▶ [Study text]:
#####
# LMFlow Benchmark Guide

We support two ways to add evaluation settings in our repo, `NLL Task Setting` and `LM-Evaluation Task Setting`. Below are the details of them: 

# 1. NLL Task Setting
Users can easily create new tasks and evaluate their datasets on 
the provide `nll (Negative Log Likelihood)` metric. 

## Setup

Fork the main repo, clone it, and create a new branch with the name of 
your task, and install the following:

```bash
# After forking...
git clone https://github.com/<YOUR-USERNAME>/LMFlow.git
cd LMFlow
git checkout -b <TASK-NAME>
conda create -n lmflow python=3.9 -y
conda activate lmflow
conda install mpi4py
pip install -e .
```
## Create Your Task Dataset File
We provide several available datasets under `data` after running
```sh
cd data && ./download.sh && cd -
```

You can refer to some given evaluation dataset files and create your own.
#####
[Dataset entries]
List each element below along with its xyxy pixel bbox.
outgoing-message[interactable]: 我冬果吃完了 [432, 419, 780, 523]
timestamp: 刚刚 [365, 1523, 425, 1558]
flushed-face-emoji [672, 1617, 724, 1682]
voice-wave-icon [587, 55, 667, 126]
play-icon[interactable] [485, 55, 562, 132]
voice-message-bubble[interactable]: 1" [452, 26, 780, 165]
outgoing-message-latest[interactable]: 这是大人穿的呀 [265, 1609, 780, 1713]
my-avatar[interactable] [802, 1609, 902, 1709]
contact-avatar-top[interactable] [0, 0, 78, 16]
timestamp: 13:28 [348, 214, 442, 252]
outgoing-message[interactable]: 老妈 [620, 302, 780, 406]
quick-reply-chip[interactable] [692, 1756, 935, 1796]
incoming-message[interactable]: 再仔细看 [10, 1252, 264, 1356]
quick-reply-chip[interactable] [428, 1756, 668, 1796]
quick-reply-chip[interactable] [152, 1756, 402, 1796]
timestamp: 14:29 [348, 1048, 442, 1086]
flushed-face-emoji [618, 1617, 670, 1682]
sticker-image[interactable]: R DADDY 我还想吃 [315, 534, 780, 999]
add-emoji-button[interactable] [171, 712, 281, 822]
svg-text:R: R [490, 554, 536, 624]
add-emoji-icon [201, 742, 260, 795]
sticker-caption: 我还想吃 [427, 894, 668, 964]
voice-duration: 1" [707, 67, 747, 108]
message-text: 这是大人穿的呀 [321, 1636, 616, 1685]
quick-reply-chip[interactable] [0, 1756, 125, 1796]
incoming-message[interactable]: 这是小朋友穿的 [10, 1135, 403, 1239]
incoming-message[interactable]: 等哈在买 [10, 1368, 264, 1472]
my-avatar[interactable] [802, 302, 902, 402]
#####
▶ [Tasks to carry out]:
1) Decide whether each statement agrees with the LMFlow benchmark guide, answering yes or no and quoting the deciding words from it: (a) The guide offers two ways to add evaluation settings. (b) The setup creates a conda environment with Python 3.10. (c) The provided datasets are fetched by running a script inside the data folder.
2) Please reproduce word for word the part of the LMFlow benchmark guide between "git clone https://github.com/<YOUR-USERNAME>/LMFlow.git" and "install -e .", inclusive.

▶ [Responses by task]:
1)
(a) Yes: "We support two ways to add evaluation settings in our repo"
(b) No: "conda create -n lmflow python=3.9 -y"
(c) Yes: "cd data && ./download.sh && cd -"

2)
git clone https://github.com/<YOUR-USERNAME>/LMFlow.git
cd LMFlow
git checkout -b <TASK-NAME>
conda create -n lmflow python=3.9 -y
conda activate lmflow
conda install mpi4py
pip install -e .